> _What the task requires_:
Say how many lines include "Model", with no words around the number.

> _Material to process_:

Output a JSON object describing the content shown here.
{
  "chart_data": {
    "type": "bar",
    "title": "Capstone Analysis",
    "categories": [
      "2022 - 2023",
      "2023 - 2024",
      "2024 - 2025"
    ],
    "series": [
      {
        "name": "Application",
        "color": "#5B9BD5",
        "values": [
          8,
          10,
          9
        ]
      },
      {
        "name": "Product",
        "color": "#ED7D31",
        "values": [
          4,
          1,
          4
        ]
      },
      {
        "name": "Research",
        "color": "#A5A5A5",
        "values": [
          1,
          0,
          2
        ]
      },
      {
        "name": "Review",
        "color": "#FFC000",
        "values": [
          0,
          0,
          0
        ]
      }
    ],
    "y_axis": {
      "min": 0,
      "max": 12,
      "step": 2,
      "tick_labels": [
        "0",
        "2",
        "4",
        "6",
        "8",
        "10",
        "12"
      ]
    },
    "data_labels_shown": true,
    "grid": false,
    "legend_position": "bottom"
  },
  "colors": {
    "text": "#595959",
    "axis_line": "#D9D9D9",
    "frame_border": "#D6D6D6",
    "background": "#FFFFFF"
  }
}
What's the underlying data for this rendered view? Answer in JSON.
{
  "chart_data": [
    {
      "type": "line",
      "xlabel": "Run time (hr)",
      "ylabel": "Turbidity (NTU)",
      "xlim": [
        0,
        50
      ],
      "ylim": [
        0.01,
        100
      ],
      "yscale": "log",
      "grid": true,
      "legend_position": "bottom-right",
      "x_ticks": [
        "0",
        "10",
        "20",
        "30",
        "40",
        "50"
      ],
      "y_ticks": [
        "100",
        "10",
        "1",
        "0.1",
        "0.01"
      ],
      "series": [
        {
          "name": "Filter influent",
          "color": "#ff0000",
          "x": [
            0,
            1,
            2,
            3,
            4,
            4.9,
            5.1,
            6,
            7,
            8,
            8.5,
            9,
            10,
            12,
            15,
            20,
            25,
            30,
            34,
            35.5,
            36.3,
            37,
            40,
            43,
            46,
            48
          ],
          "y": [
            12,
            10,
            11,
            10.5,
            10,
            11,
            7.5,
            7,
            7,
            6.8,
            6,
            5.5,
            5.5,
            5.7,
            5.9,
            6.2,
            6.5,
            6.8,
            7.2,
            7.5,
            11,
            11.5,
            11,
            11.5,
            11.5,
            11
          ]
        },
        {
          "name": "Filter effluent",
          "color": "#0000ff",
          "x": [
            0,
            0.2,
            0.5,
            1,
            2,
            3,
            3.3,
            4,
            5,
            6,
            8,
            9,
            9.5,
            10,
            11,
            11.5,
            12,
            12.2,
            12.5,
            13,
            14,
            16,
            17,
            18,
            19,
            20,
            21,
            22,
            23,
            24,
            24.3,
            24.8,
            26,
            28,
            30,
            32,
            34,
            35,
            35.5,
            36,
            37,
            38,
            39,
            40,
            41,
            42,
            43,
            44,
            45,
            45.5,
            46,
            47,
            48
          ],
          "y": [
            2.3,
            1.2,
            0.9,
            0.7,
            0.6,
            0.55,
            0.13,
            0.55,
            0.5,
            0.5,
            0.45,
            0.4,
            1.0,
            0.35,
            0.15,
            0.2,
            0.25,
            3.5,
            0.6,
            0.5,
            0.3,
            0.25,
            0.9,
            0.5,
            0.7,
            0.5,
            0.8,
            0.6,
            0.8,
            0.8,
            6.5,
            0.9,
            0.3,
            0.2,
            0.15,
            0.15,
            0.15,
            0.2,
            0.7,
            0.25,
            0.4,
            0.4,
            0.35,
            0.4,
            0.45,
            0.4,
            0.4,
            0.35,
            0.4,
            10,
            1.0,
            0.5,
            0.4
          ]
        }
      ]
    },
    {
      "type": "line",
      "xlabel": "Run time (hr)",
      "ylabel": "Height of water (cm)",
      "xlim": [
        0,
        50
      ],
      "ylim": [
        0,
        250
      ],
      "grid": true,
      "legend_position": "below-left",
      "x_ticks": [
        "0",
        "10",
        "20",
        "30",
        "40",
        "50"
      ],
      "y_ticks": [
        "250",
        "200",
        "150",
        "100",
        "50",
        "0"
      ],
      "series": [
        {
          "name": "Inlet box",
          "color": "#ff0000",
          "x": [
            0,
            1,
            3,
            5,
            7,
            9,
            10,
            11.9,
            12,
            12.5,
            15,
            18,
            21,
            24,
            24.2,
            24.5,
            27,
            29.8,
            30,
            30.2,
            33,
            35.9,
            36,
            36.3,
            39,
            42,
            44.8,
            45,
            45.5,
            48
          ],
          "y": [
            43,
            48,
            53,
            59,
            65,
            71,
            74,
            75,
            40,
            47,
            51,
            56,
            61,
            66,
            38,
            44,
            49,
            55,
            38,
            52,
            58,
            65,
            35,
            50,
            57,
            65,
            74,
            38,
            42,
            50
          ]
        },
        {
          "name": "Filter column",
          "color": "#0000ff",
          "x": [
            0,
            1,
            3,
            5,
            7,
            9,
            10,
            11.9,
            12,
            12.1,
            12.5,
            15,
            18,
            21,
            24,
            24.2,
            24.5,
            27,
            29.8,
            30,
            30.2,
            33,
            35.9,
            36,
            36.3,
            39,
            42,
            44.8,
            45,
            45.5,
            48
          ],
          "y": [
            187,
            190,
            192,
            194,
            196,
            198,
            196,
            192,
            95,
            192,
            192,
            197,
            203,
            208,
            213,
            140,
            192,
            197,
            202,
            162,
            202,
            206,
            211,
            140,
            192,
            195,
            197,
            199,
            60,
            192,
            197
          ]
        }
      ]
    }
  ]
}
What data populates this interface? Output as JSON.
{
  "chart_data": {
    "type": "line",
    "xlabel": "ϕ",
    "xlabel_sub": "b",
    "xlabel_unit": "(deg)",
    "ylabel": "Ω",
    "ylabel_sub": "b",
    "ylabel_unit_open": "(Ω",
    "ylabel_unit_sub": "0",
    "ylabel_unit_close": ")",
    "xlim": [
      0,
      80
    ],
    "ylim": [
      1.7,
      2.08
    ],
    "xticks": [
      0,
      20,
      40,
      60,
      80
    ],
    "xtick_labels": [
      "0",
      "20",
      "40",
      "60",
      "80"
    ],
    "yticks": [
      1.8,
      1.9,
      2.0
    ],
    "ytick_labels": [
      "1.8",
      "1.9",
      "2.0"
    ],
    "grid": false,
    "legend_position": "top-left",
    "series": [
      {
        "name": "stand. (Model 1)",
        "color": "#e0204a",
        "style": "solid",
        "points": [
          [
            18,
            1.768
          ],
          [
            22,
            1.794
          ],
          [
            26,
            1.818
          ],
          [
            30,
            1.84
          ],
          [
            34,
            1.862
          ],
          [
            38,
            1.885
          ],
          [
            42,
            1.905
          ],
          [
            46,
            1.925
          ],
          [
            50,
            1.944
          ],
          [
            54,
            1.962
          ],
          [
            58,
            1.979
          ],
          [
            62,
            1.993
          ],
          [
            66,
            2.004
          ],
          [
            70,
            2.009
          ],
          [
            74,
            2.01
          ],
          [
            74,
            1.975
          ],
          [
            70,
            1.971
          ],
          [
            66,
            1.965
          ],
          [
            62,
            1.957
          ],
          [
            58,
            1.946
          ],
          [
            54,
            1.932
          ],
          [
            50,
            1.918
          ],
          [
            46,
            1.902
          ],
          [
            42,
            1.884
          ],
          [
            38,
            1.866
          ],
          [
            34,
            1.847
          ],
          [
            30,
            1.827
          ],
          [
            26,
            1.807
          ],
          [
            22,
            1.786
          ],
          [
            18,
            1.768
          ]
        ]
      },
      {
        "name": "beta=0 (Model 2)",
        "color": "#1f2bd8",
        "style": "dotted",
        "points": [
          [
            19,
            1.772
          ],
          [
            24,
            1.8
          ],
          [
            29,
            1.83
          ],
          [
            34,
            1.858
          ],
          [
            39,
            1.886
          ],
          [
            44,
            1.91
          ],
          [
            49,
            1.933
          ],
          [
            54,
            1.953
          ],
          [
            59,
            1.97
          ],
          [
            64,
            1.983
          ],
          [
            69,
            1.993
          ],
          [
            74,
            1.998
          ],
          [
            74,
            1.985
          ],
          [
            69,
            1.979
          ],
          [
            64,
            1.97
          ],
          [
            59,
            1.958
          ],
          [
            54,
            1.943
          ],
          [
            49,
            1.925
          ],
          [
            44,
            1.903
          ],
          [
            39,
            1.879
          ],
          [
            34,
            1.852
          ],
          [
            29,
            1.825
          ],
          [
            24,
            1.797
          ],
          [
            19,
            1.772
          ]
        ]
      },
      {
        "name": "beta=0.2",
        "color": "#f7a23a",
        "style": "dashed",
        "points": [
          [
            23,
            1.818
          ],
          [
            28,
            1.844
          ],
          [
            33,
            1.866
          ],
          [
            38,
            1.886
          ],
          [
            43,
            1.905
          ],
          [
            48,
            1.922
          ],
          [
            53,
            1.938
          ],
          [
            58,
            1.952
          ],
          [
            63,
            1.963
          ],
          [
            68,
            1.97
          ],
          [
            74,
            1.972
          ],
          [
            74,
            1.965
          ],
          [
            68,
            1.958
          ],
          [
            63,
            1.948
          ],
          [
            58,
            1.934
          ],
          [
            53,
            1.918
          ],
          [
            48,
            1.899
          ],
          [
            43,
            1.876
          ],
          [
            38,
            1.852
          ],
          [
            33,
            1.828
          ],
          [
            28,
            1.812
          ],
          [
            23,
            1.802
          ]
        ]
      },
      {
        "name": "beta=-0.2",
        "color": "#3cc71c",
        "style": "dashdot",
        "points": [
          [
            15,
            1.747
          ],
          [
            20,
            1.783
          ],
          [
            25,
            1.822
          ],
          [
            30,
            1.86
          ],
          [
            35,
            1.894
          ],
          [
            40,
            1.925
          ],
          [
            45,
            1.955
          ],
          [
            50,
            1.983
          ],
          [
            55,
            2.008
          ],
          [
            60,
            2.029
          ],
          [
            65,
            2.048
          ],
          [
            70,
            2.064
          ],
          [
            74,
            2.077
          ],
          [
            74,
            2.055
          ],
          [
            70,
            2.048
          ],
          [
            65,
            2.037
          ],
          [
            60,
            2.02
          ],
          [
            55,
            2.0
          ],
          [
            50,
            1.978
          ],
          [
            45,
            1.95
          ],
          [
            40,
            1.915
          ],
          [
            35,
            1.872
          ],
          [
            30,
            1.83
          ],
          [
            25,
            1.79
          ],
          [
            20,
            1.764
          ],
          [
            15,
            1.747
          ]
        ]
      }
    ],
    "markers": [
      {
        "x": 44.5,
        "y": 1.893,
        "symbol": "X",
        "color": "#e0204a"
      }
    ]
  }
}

> _Final answer_:
2